| Exercise aim |
Continue the forum thread about improving Amtrak's onboard service from the point where it ends.

| Document extract |

-.-.-

Another thing would be (1) stocking the bar a bit better and (2) trying to get to a point, on certain trains, that the OBS can actually mix a drink. I remember being able to request a Bailey's, Courvoisier, and hot chocolate...it was a drink recommended to me by an attendant on the Coast Starlight that was both a brilliant upsell on her part (two shots=$15) and an _amazing_ winter drink. I can't get that anymore (heck, I can't get a Bailey's and coffee anymore outside of the Acela now). I have to compare this (horridly unfavorably) to what I can get up on VIA (either on the Canadian or on their corridor trains in Business).


----------



## Green Maned Lion

I have never understood Amtraks unwillingness to properly stick their bars. There is no higher markup item on earth than alcohol in a captive audience environment.

I am a heavy drinker, as I have mentioned. At $7.50 a shot, sleeper fares become much more appealing. I need to be pretty drunk to get to sleep (I have suffered severe insomnia my whole life, and alcohol is the only one that works reliably- plus at this point I am actually substance dependent) let alone on a train. Bringing a pint of Seagrams for $7 vs 8 drinks at $7.50 ($60) is a substantial offset of the room upgrade.


----------



## Bob Dylan

Great idea Cliff!

Once Amtrak starts running the Metroliners ( ne Acela II)with Parlor Car Service on the Regular Regionals and theLD Trains, the Hot Meals and Top Shelf Liquor,Cordials and Beer will become an additional source of revenue!


----------



## dlagrua

What we miss most is the ice and availability of coffee during the day in the sleepers. The main ingredient in both of these is water so how much will it really cost? Would also like better housekeeping and more fresh cooked food in the diner including adding the diners back on the LSL, Silver Star and Cardinal. Sleeper passengers pay a lot of money to travel and its not fair that on some trains you feed them the equivalent of fodder.


----------



## Green Maned Lion

Life isnt fair. It is, however, quite a circus.

Somehow this particular quip seems particularly appropos to Amtrak.


----------



## WoodyinNYC

west point said:


> ... You could fill the CAF options with BC only cars. Add one to each single level car train. That way capacity is actually increased.


YES! More capacity of every type of Viewliner -- business class, sleepers, bag dorms, baggage, probably even diners.

A Business Class Viewliner-2 could be a nice upgrade just by being newer, with higher windows and ceilings, better HVAC, more outlets, better WiFi..

Make them all 2-1 seating and offer First Class standards. Not to call it "First Class" because bean counters don't like to see those words on your expense account. But Business Class is fine, or Business Premium or Business Plus. Perhaps put the upscale car in the front of the train, behind the baggage car but ahead of the sleepers (to put more distance between the train whistle and those trying to sleep).

Of course, coach class capacity would be increased a bit as the existing Business Class cars reverted to the coach fleet.

Yeah, I know Amtrak is trying to reduce the number of different types of cars. Good luck with that. When it offers sleepers you might get a Viewliner or a Viewliner--2, with or without the potty in the roomette, until the original type are all upgraded? But I digress.

-.-.-

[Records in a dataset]
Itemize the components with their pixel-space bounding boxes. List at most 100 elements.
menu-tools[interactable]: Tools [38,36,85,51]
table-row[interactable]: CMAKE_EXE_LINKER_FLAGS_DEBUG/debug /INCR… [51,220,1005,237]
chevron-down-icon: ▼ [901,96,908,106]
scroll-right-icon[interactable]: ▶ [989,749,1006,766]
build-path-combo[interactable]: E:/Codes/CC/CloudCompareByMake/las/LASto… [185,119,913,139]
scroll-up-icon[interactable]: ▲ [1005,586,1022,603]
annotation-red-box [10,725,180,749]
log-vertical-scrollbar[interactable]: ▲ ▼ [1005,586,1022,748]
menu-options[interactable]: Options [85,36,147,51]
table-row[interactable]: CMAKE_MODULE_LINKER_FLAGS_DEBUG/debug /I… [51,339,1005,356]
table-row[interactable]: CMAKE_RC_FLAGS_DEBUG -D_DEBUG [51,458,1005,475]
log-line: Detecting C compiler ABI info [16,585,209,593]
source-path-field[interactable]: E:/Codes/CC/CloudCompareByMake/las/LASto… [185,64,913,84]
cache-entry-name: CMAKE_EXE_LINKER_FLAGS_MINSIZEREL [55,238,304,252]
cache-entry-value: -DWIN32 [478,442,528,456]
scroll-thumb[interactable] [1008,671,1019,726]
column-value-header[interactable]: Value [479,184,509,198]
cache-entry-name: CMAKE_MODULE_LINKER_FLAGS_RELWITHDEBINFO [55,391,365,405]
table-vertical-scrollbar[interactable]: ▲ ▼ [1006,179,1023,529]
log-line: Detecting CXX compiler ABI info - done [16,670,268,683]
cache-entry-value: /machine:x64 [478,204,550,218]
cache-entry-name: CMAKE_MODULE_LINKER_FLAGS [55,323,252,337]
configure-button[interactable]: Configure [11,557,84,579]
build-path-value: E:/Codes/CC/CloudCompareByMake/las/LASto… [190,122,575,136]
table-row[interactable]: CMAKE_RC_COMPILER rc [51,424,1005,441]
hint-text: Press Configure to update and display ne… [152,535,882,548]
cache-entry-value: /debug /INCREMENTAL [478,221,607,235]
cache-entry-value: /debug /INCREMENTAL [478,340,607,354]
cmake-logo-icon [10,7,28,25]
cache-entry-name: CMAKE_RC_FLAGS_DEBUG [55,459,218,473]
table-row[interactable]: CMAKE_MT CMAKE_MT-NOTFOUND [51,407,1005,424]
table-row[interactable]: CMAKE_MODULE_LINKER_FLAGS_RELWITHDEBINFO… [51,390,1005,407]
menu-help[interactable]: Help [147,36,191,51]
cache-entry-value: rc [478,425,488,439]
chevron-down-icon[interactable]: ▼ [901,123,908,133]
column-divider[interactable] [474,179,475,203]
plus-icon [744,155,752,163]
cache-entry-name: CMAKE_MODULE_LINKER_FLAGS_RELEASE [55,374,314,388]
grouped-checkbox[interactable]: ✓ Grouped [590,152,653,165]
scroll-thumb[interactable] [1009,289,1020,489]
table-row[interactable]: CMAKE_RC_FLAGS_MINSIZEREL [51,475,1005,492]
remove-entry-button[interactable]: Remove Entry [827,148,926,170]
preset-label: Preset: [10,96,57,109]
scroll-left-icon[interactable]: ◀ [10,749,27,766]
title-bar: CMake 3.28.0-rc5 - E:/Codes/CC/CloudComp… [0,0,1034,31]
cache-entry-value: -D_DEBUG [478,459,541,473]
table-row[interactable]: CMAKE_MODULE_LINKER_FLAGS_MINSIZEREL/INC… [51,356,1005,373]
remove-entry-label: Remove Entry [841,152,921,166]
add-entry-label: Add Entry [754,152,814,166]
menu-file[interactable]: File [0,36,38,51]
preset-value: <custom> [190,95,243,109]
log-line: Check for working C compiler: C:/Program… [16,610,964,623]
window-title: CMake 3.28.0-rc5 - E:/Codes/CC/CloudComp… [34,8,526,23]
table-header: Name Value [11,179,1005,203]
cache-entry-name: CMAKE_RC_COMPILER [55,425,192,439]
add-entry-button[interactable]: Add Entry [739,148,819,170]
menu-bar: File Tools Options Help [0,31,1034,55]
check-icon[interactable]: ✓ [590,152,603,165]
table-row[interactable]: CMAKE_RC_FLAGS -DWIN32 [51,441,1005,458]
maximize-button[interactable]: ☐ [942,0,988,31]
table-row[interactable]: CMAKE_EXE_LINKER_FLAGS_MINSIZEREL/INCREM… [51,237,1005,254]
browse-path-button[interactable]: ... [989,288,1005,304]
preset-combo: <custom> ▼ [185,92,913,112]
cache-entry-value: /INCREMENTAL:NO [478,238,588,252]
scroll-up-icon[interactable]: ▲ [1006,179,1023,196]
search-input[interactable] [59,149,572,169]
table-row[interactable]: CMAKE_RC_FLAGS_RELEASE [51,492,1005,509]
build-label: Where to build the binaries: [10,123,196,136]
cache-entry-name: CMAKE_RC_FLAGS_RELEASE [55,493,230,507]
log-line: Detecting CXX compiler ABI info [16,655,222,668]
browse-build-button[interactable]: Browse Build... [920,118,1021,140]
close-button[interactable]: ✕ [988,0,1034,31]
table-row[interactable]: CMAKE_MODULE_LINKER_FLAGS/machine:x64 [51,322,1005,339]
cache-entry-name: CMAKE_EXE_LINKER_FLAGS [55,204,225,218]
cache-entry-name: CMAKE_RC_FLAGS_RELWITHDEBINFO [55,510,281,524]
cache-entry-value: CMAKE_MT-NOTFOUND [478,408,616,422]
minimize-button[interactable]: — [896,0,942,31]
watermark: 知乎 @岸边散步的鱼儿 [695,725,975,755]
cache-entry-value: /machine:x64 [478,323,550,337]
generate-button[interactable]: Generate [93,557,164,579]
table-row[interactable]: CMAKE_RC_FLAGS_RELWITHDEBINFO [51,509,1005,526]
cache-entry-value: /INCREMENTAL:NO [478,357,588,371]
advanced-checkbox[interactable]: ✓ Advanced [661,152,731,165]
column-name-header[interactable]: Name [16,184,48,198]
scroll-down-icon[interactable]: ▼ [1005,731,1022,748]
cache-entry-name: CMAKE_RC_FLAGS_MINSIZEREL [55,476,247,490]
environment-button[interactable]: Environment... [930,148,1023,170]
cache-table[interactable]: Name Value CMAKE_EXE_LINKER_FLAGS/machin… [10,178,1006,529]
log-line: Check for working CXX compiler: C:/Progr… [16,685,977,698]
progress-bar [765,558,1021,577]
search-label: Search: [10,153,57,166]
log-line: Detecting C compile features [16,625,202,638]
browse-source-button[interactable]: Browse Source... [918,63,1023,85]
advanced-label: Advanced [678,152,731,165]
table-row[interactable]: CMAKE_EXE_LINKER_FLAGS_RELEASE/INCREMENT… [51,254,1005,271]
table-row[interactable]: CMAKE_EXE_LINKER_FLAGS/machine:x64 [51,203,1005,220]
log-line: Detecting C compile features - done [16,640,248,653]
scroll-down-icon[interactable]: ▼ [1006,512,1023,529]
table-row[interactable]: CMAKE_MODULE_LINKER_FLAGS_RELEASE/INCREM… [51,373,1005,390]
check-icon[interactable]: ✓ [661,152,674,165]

-.-.-

| Result below |
A "Business Plus" car with 2-1 seating could create a kind of 'Coach Plus' sleeper, a more spacious and comfortable place to overnight than coach, but much cheaper than a roomette. It might draw customers from sleeping class (looking to save money) and from coach class (looking for better but affordable space), thereby creating more capacity in both roomettes and coach seating.

CAF could handle the job. The delays with the diners have been so stressful because the heritage diners are done and their replacement is urgent. And CAF seems to be doing better lately. In two or three years, when the last of the diners and the bag-dorms and sleepers are finished, adding another 25 Business Class cars should be quite doable.

Some will say, get the business class cars out of the coming order for hundreds of coaches and lounge cars. And that multi-Billion order will be funded when? Delivered when? I think the order is at least one election away, maybe two, then time from order to delivery. We could get more cars from CAF around the same time, or sooner.


----------



## WoodyinNYC

MARC Rider said:


> ... add dining car service to the Pennsylvanian, the Palmetto, the Vermonter, the Adirondack, and maybe the Lynchburgers.


This deserves serious experimentation, cuz I doubt if anybody knows.

A good time for a tryout is coming up. When the full 25 diners are in hand, or almost so, before putting diners back on the Star, continue the Star's money-saving diner-less experiment. Instead, use a handful of diners on two or three of the mid-range routes as you have here. (Not sure the Palmetto needs a diner, if the Star doesn't ...)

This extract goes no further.